— start RECORDS —
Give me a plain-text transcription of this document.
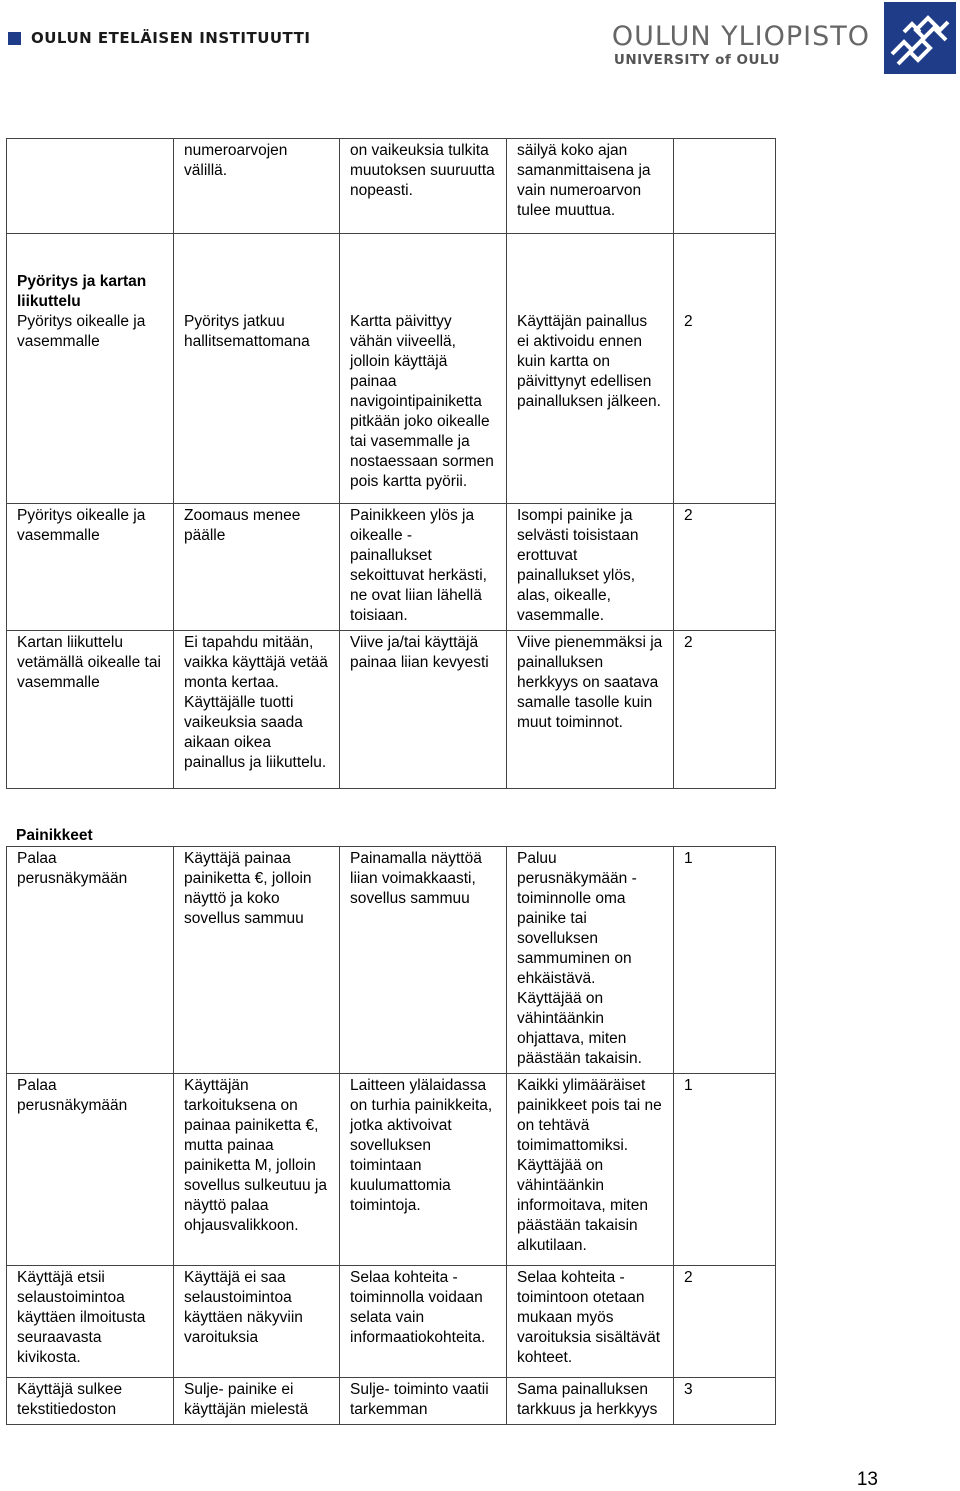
OULUN ETELÄISEN INSTITUUTTI	OULUN YLIOPISTO
UNIVERSITY of OULU
	numeroarvojen välillä.	on vaikeuksia tulkita muutoksen suuruutta nopeasti.	säilyä koko ajan samanmittaisena ja vain numeroarvon tulee muuttua.	

Pyöritys ja kartan liikuttelu
Pyöritys oikealle ja vasemmalle	Pyöritys jatkuu hallitsemattomana	Kartta päivittyy vähän viiveellä, jolloin käyttäjä painaa navigointipainiketta pitkään joko oikealle tai vasemmalle ja nostaessaan sormen pois kartta pyörii.	Käyttäjän painallus ei aktivoidu ennen kuin kartta on päivittynyt edellisen painalluksen jälkeen.	2
Pyöritys oikealle ja vasemmalle	Zoomaus menee päälle	Painikkeen ylös ja oikealle - painallukset sekoittuvat herkästi, ne ovat liian lähellä toisiaan.	Isompi painike ja selvästi toisistaan erottuvat painallukset ylös, alas, oikealle, vasemmalle.	2
Kartan liikuttelu vetämällä oikealle tai vasemmalle	Ei tapahdu mitään, vaikka käyttäjä vetää monta kertaa. Käyttäjälle tuotti vaikeuksia saada aikaan oikea painallus ja liikuttelu.	Viive ja/tai käyttäjä painaa liian kevyesti	Viive pienemmäksi ja painalluksen herkkyys on saatava samalle tasolle kuin muut toiminnot.	2
Painikkeet
Palaa perusnäkymään	Käyttäjä painaa painiketta €, jolloin näyttö ja koko sovellus sammuu	Painamalla näyttöä liian voimakkaasti, sovellus sammuu	Paluu perusnäkymään -toiminnolle oma painike tai sovelluksen sammuminen on ehkäistävä. Käyttäjää on vähintäänkin ohjattava, miten päästään takaisin.	1
Palaa perusnäkymään	Käyttäjän tarkoituksena on painaa painiketta €, mutta painaa painiketta M, jolloin sovellus sulkeutuu ja näyttö palaa ohjausvalikkoon.	Laitteen ylälaidassa on turhia painikkeita, jotka aktivoivat sovelluksen toimintaan kuulumattomia toimintoja.	Kaikki ylimääräiset painikkeet pois tai ne on tehtävä toimimattomiksi. Käyttäjää on vähintäänkin informoitava, miten päästään takaisin alkutilaan.	1
Käyttäjä etsii selaustoimintoa käyttäen ilmoitusta seuraavasta kivikosta.	Käyttäjä ei saa selaustoimintoa käyttäen näkyviin varoituksia	Selaa kohteita - toiminnolla voidaan selata vain informaatiokohteita.	Selaa kohteita - toimintoon otetaan mukaan myös varoituksia sisältävät kohteet.	2
Käyttäjä sulkee tekstitiedoston	Sulje- painike ei käyttäjän mielestä	Sulje- toiminto vaatii tarkemman	Sama painalluksen tarkkuus ja herkkyys	3
13
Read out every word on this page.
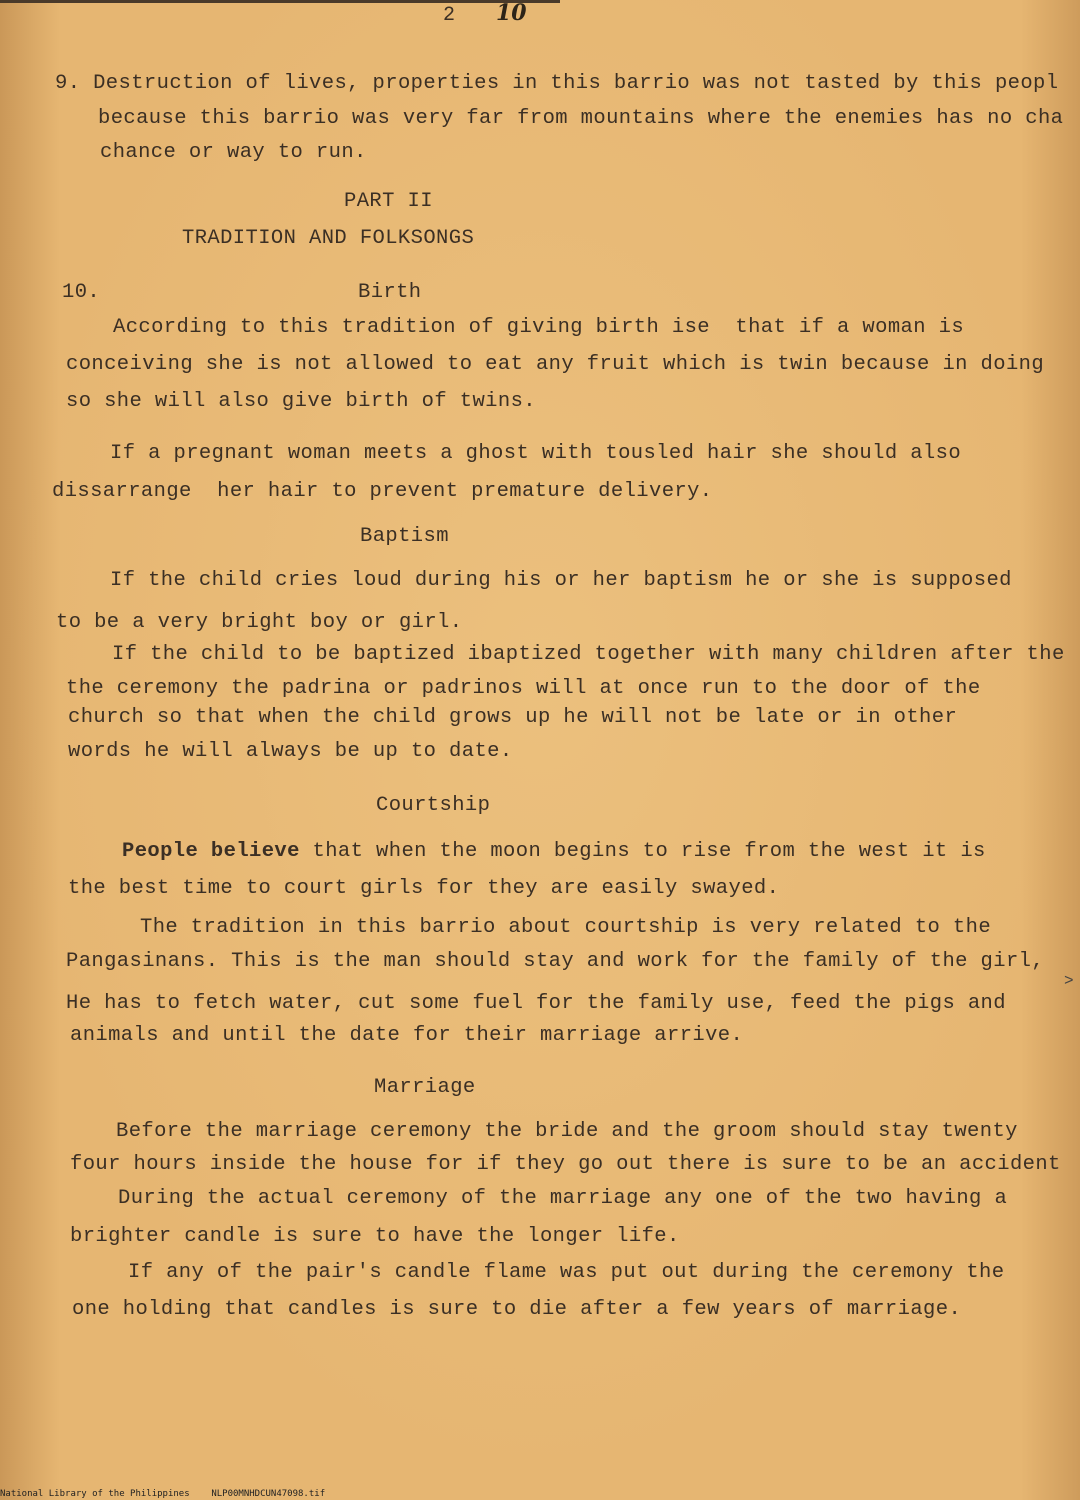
2 10
9. Destruction of lives, properties in this barrio was not tasted by this peopl
because this barrio was very far from mountains where the enemies has no cha
chance or way to run.
PART II
TRADITION AND FOLKSONGS
10.	Birth
According to this tradition of giving birth ise  that if a woman is
conceiving she is not allowed to eat any fruit which is twin because in doing
so she will also give birth of twins.
If a pregnant woman meets a ghost with tousled hair she should also
dissarrange  her hair to prevent premature delivery.
Baptism
If the child cries loud during his or her baptism he or she is supposed
to be a very bright boy or girl.
If the child to be baptized ibaptized together with many children after the
the ceremony the padrina or padrinos will at once run to the door of the
church so that when the child grows up he will not be late or in other
words he will always be up to date.
Courtship
People believe that when the moon begins to rise from the west it is
the best time to court girls for they are easily swayed.
The tradition in this barrio about courtship is very related to the
Pangasinans. This is the man should stay and work for the family of the girl,
He has to fetch water, cut some fuel for the family use, feed the pigs and
animals and until the date for their marriage arrive.
Marriage
Before the marriage ceremony the bride and the groom should stay twenty
four hours inside the house for if they go out there is sure to be an accident
During the actual ceremony of the marriage any one of the two having a
brighter candle is sure to have the longer life.
If any of the pair's candle flame was put out during the ceremony the
one holding that candles is sure to die after a few years of marriage.
>
National Library of the Philippines    NLP00MNHDCUN47098.tif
— end RECORDS —
GOAL:
Write the entries above out in full, exactly, with no images.

EXERCISE SOLUTION:
Give me a plain-text transcription of this document.
OULUN ETELÄISEN INSTITUUTTI	OULUN YLIOPISTO
UNIVERSITY of OULU
	numeroarvojen välillä.	on vaikeuksia tulkita muutoksen suuruutta nopeasti.	säilyä koko ajan samanmittaisena ja vain numeroarvon tulee muuttua.	

Pyöritys ja kartan liikuttelu
Pyöritys oikealle ja vasemmalle	Pyöritys jatkuu hallitsemattomana	Kartta päivittyy vähän viiveellä, jolloin käyttäjä painaa navigointipainiketta pitkään joko oikealle tai vasemmalle ja nostaessaan sormen pois kartta pyörii.	Käyttäjän painallus ei aktivoidu ennen kuin kartta on päivittynyt edellisen painalluksen jälkeen.	2
Pyöritys oikealle ja vasemmalle	Zoomaus menee päälle	Painikkeen ylös ja oikealle - painallukset sekoittuvat herkästi, ne ovat liian lähellä toisiaan.	Isompi painike ja selvästi toisistaan erottuvat painallukset ylös, alas, oikealle, vasemmalle.	2
Kartan liikuttelu vetämällä oikealle tai vasemmalle	Ei tapahdu mitään, vaikka käyttäjä vetää monta kertaa. Käyttäjälle tuotti vaikeuksia saada aikaan oikea painallus ja liikuttelu.	Viive ja/tai käyttäjä painaa liian kevyesti	Viive pienemmäksi ja painalluksen herkkyys on saatava samalle tasolle kuin muut toiminnot.	2
Painikkeet
Palaa perusnäkymään	Käyttäjä painaa painiketta €, jolloin näyttö ja koko sovellus sammuu	Painamalla näyttöä liian voimakkaasti, sovellus sammuu	Paluu perusnäkymään -toiminnolle oma painike tai sovelluksen sammuminen on ehkäistävä. Käyttäjää on vähintäänkin ohjattava, miten päästään takaisin.	1
Palaa perusnäkymään	Käyttäjän tarkoituksena on painaa painiketta €, mutta painaa painiketta M, jolloin sovellus sulkeutuu ja näyttö palaa ohjausvalikkoon.	Laitteen ylälaidassa on turhia painikkeita, jotka aktivoivat sovelluksen toimintaan kuulumattomia toimintoja.	Kaikki ylimääräiset painikkeet pois tai ne on tehtävä toimimattomiksi. Käyttäjää on vähintäänkin informoitava, miten päästään takaisin alkutilaan.	1
Käyttäjä etsii selaustoimintoa käyttäen ilmoitusta seuraavasta kivikosta.	Käyttäjä ei saa selaustoimintoa käyttäen näkyviin varoituksia	Selaa kohteita - toiminnolla voidaan selata vain informaatiokohteita.	Selaa kohteita - toimintoon otetaan mukaan myös varoituksia sisältävät kohteet.	2
Käyttäjä sulkee tekstitiedoston	Sulje- painike ei käyttäjän mielestä	Sulje- toiminto vaatii tarkemman	Sama painalluksen tarkkuus ja herkkyys	3
13
Read out every word on this page.
2 10
9. Destruction of lives, properties in this barrio was not tasted by this peopl
because this barrio was very far from mountains where the enemies has no cha
chance or way to run.
PART II
TRADITION AND FOLKSONGS
10.	Birth
According to this tradition of giving birth ise  that if a woman is
conceiving she is not allowed to eat any fruit which is twin because in doing
so she will also give birth of twins.
If a pregnant woman meets a ghost with tousled hair she should also
dissarrange  her hair to prevent premature delivery.
Baptism
If the child cries loud during his or her baptism he or she is supposed
to be a very bright boy or girl.
If the child to be baptized ibaptized together with many children after the
the ceremony the padrina or padrinos will at once run to the door of the
church so that when the child grows up he will not be late or in other
words he will always be up to date.
Courtship
People believe that when the moon begins to rise from the west it is
the best time to court girls for they are easily swayed.
The tradition in this barrio about courtship is very related to the
Pangasinans. This is the man should stay and work for the family of the girl,
He has to fetch water, cut some fuel for the family use, feed the pigs and
animals and until the date for their marriage arrive.
Marriage
Before the marriage ceremony the bride and the groom should stay twenty
four hours inside the house for if they go out there is sure to be an accident
During the actual ceremony of the marriage any one of the two having a
brighter candle is sure to have the longer life.
If any of the pair's candle flame was put out during the ceremony the
one holding that candles is sure to die after a few years of marriage.
>
National Library of the Philippines    NLP00MNHDCUN47098.tif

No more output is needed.